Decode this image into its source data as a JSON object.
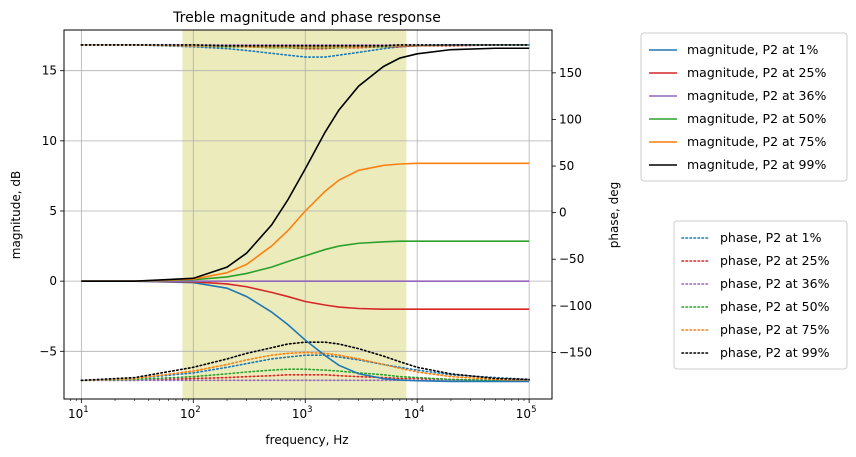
{
  "chart_data": {
    "type": "line",
    "title": "Treble magnitude and phase response",
    "xlabel": "frequency, Hz",
    "ylabel_left": "magnitude, dB",
    "ylabel_right": "phase, deg",
    "xscale": "log",
    "xlim": [
      7,
      160000
    ],
    "ylim_left": [
      -8.4,
      17.9
    ],
    "ylim_right": [
      -200,
      196
    ],
    "grid": true,
    "x_ticks": [
      {
        "value": 10,
        "base": "10",
        "exp": "1"
      },
      {
        "value": 100,
        "base": "10",
        "exp": "2"
      },
      {
        "value": 1000,
        "base": "10",
        "exp": "3"
      },
      {
        "value": 10000,
        "base": "10",
        "exp": "4"
      },
      {
        "value": 100000,
        "base": "10",
        "exp": "5"
      }
    ],
    "y_left_ticks": [
      "−5",
      "0",
      "5",
      "10",
      "15"
    ],
    "y_left_tick_values": [
      -5,
      0,
      5,
      10,
      15
    ],
    "y_right_ticks": [
      "−150",
      "−100",
      "−50",
      "0",
      "50",
      "100",
      "150"
    ],
    "y_right_tick_values": [
      -150,
      -100,
      -50,
      0,
      50,
      100,
      150
    ],
    "shaded_band": {
      "x_start": 80,
      "x_end": 8000,
      "color": "#bcbd22",
      "opacity": 0.3
    },
    "x": [
      10,
      30,
      100,
      200,
      300,
      500,
      700,
      1000,
      1500,
      2000,
      3000,
      5000,
      7000,
      10000,
      20000,
      50000,
      100000
    ],
    "magnitude_series": [
      {
        "name": "magnitude, P2 at 1%",
        "color": "#1f77b4",
        "values": [
          0,
          0,
          -0.1,
          -0.5,
          -1.1,
          -2.2,
          -3.1,
          -4.2,
          -5.3,
          -6.0,
          -6.6,
          -6.95,
          -7.05,
          -7.1,
          -7.15,
          -7.15,
          -7.15
        ]
      },
      {
        "name": "magnitude, P2 at 25%",
        "color": "#d62728",
        "values": [
          0,
          0,
          -0.05,
          -0.2,
          -0.4,
          -0.8,
          -1.1,
          -1.45,
          -1.7,
          -1.85,
          -1.95,
          -2.0,
          -2.0,
          -2.0,
          -2.0,
          -2.0,
          -2.0
        ]
      },
      {
        "name": "magnitude, P2 at 36%",
        "color": "#9467bd",
        "values": [
          0,
          0,
          0,
          0,
          0,
          0,
          0,
          0,
          0,
          0,
          0,
          0,
          0,
          0,
          0,
          0,
          0
        ]
      },
      {
        "name": "magnitude, P2 at 50%",
        "color": "#2ca02c",
        "values": [
          0,
          0,
          0.1,
          0.3,
          0.55,
          1.0,
          1.4,
          1.8,
          2.25,
          2.5,
          2.7,
          2.8,
          2.85,
          2.85,
          2.85,
          2.85,
          2.85
        ]
      },
      {
        "name": "magnitude, P2 at 75%",
        "color": "#ff7f0e",
        "values": [
          0,
          0,
          0.15,
          0.6,
          1.2,
          2.5,
          3.6,
          5.0,
          6.4,
          7.2,
          7.9,
          8.25,
          8.35,
          8.4,
          8.4,
          8.4,
          8.4
        ]
      },
      {
        "name": "magnitude, P2 at 99%",
        "color": "#000000",
        "values": [
          0,
          0,
          0.2,
          1.0,
          2.0,
          4.0,
          5.8,
          8.0,
          10.6,
          12.2,
          13.9,
          15.3,
          15.9,
          16.2,
          16.5,
          16.6,
          16.6
        ]
      }
    ],
    "phase_series": [
      {
        "name": "phase, P2 at 1%",
        "color": "#1f77b4",
        "values": [
          -180,
          -178,
          -172,
          -166,
          -162,
          -157,
          -155,
          -153,
          -153,
          -155,
          -158,
          -163,
          -166,
          -169,
          -174,
          -177,
          -179
        ]
      },
      {
        "name": "phase, P2 at 25%",
        "color": "#d62728",
        "values": [
          -180,
          -180,
          -178,
          -177,
          -176,
          -175,
          -174,
          -174,
          -174,
          -175,
          -176,
          -177,
          -178,
          -178,
          -179,
          -180,
          -180
        ]
      },
      {
        "name": "phase, P2 at 36%",
        "color": "#9467bd",
        "values": [
          -180,
          -180,
          -180,
          -180,
          -180,
          -180,
          -180,
          -180,
          -180,
          -180,
          -180,
          -180,
          -180,
          -180,
          -180,
          -180,
          -180
        ]
      },
      {
        "name": "phase, P2 at 50%",
        "color": "#2ca02c",
        "values": [
          -180,
          -179,
          -176,
          -173,
          -171,
          -169,
          -168,
          -168,
          -169,
          -170,
          -172,
          -174,
          -176,
          -177,
          -179,
          -180,
          -180
        ]
      },
      {
        "name": "phase, P2 at 75%",
        "color": "#ff7f0e",
        "values": [
          -180,
          -178,
          -170,
          -163,
          -158,
          -153,
          -151,
          -150,
          -151,
          -153,
          -157,
          -163,
          -167,
          -171,
          -176,
          -179,
          -180
        ]
      },
      {
        "name": "phase, P2 at 99%",
        "color": "#000000",
        "values": [
          -180,
          -177,
          -166,
          -157,
          -151,
          -145,
          -141,
          -139,
          -139,
          -141,
          -146,
          -154,
          -160,
          -166,
          -173,
          -178,
          -179
        ]
      }
    ],
    "phase_at_top": [
      {
        "name": "phase, P2 at 1%",
        "color": "#1f77b4",
        "values": [
          180,
          180,
          178,
          176,
          174,
          171,
          169,
          167,
          167,
          169,
          172,
          176,
          178,
          179,
          180,
          180,
          180
        ]
      },
      {
        "name": "phase, P2 at 25%",
        "color": "#d62728",
        "values": [
          180,
          180,
          179,
          178,
          178,
          177,
          177,
          176,
          176,
          177,
          177,
          178,
          178,
          179,
          179,
          180,
          180
        ]
      },
      {
        "name": "phase, P2 at 36%",
        "color": "#9467bd",
        "values": [
          180,
          180,
          180,
          180,
          180,
          180,
          180,
          180,
          180,
          180,
          180,
          180,
          180,
          180,
          180,
          180,
          180
        ]
      },
      {
        "name": "phase, P2 at 50%",
        "color": "#2ca02c",
        "values": [
          180,
          180,
          179,
          178,
          178,
          177,
          177,
          177,
          177,
          177,
          178,
          178,
          179,
          179,
          180,
          180,
          180
        ]
      },
      {
        "name": "phase, P2 at 75%",
        "color": "#ff7f0e",
        "values": [
          180,
          180,
          179,
          179,
          178,
          178,
          178,
          178,
          178,
          178,
          178,
          179,
          179,
          179,
          180,
          180,
          180
        ]
      },
      {
        "name": "phase, P2 at 99%",
        "color": "#000000",
        "values": [
          180,
          180,
          180,
          179,
          179,
          179,
          179,
          179,
          179,
          179,
          179,
          179,
          180,
          180,
          180,
          180,
          180
        ]
      }
    ],
    "legend_magnitude_position": "top-right outside",
    "legend_phase_position": "middle-right outside"
  }
}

• **What needs to be done**:
Print every entry exactly as written, without the pictures.

• **Answer**:
Decode this image into its source data as a JSON object.
{
  "chart_data": {
    "type": "line",
    "title": "Treble magnitude and phase response",
    "xlabel": "frequency, Hz",
    "ylabel_left": "magnitude, dB",
    "ylabel_right": "phase, deg",
    "xscale": "log",
    "xlim": [
      7,
      160000
    ],
    "ylim_left": [
      -8.4,
      17.9
    ],
    "ylim_right": [
      -200,
      196
    ],
    "grid": true,
    "x_ticks": [
      {
        "value": 10,
        "base": "10",
        "exp": "1"
      },
      {
        "value": 100,
        "base": "10",
        "exp": "2"
      },
      {
        "value": 1000,
        "base": "10",
        "exp": "3"
      },
      {
        "value": 10000,
        "base": "10",
        "exp": "4"
      },
      {
        "value": 100000,
        "base": "10",
        "exp": "5"
      }
    ],
    "y_left_ticks": [
      "−5",
      "0",
      "5",
      "10",
      "15"
    ],
    "y_left_tick_values": [
      -5,
      0,
      5,
      10,
      15
    ],
    "y_right_ticks": [
      "−150",
      "−100",
      "−50",
      "0",
      "50",
      "100",
      "150"
    ],
    "y_right_tick_values": [
      -150,
      -100,
      -50,
      0,
      50,
      100,
      150
    ],
    "shaded_band": {
      "x_start": 80,
      "x_end": 8000,
      "color": "#bcbd22",
      "opacity": 0.3
    },
    "x": [
      10,
      30,
      100,
      200,
      300,
      500,
      700,
      1000,
      1500,
      2000,
      3000,
      5000,
      7000,
      10000,
      20000,
      50000,
      100000
    ],
    "magnitude_series": [
      {
        "name": "magnitude, P2 at 1%",
        "color": "#1f77b4",
        "values": [
          0,
          0,
          -0.1,
          -0.5,
          -1.1,
          -2.2,
          -3.1,
          -4.2,
          -5.3,
          -6.0,
          -6.6,
          -6.95,
          -7.05,
          -7.1,
          -7.15,
          -7.15,
          -7.15
        ]
      },
      {
        "name": "magnitude, P2 at 25%",
        "color": "#d62728",
        "values": [
          0,
          0,
          -0.05,
          -0.2,
          -0.4,
          -0.8,
          -1.1,
          -1.45,
          -1.7,
          -1.85,
          -1.95,
          -2.0,
          -2.0,
          -2.0,
          -2.0,
          -2.0,
          -2.0
        ]
      },
      {
        "name": "magnitude, P2 at 36%",
        "color": "#9467bd",
        "values": [
          0,
          0,
          0,
          0,
          0,
          0,
          0,
          0,
          0,
          0,
          0,
          0,
          0,
          0,
          0,
          0,
          0
        ]
      },
      {
        "name": "magnitude, P2 at 50%",
        "color": "#2ca02c",
        "values": [
          0,
          0,
          0.1,
          0.3,
          0.55,
          1.0,
          1.4,
          1.8,
          2.25,
          2.5,
          2.7,
          2.8,
          2.85,
          2.85,
          2.85,
          2.85,
          2.85
        ]
      },
      {
        "name": "magnitude, P2 at 75%",
        "color": "#ff7f0e",
        "values": [
          0,
          0,
          0.15,
          0.6,
          1.2,
          2.5,
          3.6,
          5.0,
          6.4,
          7.2,
          7.9,
          8.25,
          8.35,
          8.4,
          8.4,
          8.4,
          8.4
        ]
      },
      {
        "name": "magnitude, P2 at 99%",
        "color": "#000000",
        "values": [
          0,
          0,
          0.2,
          1.0,
          2.0,
          4.0,
          5.8,
          8.0,
          10.6,
          12.2,
          13.9,
          15.3,
          15.9,
          16.2,
          16.5,
          16.6,
          16.6
        ]
      }
    ],
    "phase_series": [
      {
        "name": "phase, P2 at 1%",
        "color": "#1f77b4",
        "values": [
          -180,
          -178,
          -172,
          -166,
          -162,
          -157,
          -155,
          -153,
          -153,
          -155,
          -158,
          -163,
          -166,
          -169,
          -174,
          -177,
          -179
        ]
      },
      {
        "name": "phase, P2 at 25%",
        "color": "#d62728",
        "values": [
          -180,
          -180,
          -178,
          -177,
          -176,
          -175,
          -174,
          -174,
          -174,
          -175,
          -176,
          -177,
          -178,
          -178,
          -179,
          -180,
          -180
        ]
      },
      {
        "name": "phase, P2 at 36%",
        "color": "#9467bd",
        "values": [
          -180,
          -180,
          -180,
          -180,
          -180,
          -180,
          -180,
          -180,
          -180,
          -180,
          -180,
          -180,
          -180,
          -180,
          -180,
          -180,
          -180
        ]
      },
      {
        "name": "phase, P2 at 50%",
        "color": "#2ca02c",
        "values": [
          -180,
          -179,
          -176,
          -173,
          -171,
          -169,
          -168,
          -168,
          -169,
          -170,
          -172,
          -174,
          -176,
          -177,
          -179,
          -180,
          -180
        ]
      },
      {
        "name": "phase, P2 at 75%",
        "color": "#ff7f0e",
        "values": [
          -180,
          -178,
          -170,
          -163,
          -158,
          -153,
          -151,
          -150,
          -151,
          -153,
          -157,
          -163,
          -167,
          -171,
          -176,
          -179,
          -180
        ]
      },
      {
        "name": "phase, P2 at 99%",
        "color": "#000000",
        "values": [
          -180,
          -177,
          -166,
          -157,
          -151,
          -145,
          -141,
          -139,
          -139,
          -141,
          -146,
          -154,
          -160,
          -166,
          -173,
          -178,
          -179
        ]
      }
    ],
    "phase_at_top": [
      {
        "name": "phase, P2 at 1%",
        "color": "#1f77b4",
        "values": [
          180,
          180,
          178,
          176,
          174,
          171,
          169,
          167,
          167,
          169,
          172,
          176,
          178,
          179,
          180,
          180,
          180
        ]
      },
      {
        "name": "phase, P2 at 25%",
        "color": "#d62728",
        "values": [
          180,
          180,
          179,
          178,
          178,
          177,
          177,
          176,
          176,
          177,
          177,
          178,
          178,
          179,
          179,
          180,
          180
        ]
      },
      {
        "name": "phase, P2 at 36%",
        "color": "#9467bd",
        "values": [
          180,
          180,
          180,
          180,
          180,
          180,
          180,
          180,
          180,
          180,
          180,
          180,
          180,
          180,
          180,
          180,
          180
        ]
      },
      {
        "name": "phase, P2 at 50%",
        "color": "#2ca02c",
        "values": [
          180,
          180,
          179,
          178,
          178,
          177,
          177,
          177,
          177,
          177,
          178,
          178,
          179,
          179,
          180,
          180,
          180
        ]
      },
      {
        "name": "phase, P2 at 75%",
        "color": "#ff7f0e",
        "values": [
          180,
          180,
          179,
          179,
          178,
          178,
          178,
          178,
          178,
          178,
          178,
          179,
          179,
          179,
          180,
          180,
          180
        ]
      },
      {
        "name": "phase, P2 at 99%",
        "color": "#000000",
        "values": [
          180,
          180,
          180,
          179,
          179,
          179,
          179,
          179,
          179,
          179,
          179,
          179,
          180,
          180,
          180,
          180,
          180
        ]
      }
    ],
    "legend_magnitude_position": "top-right outside",
    "legend_phase_position": "middle-right outside"
  }
}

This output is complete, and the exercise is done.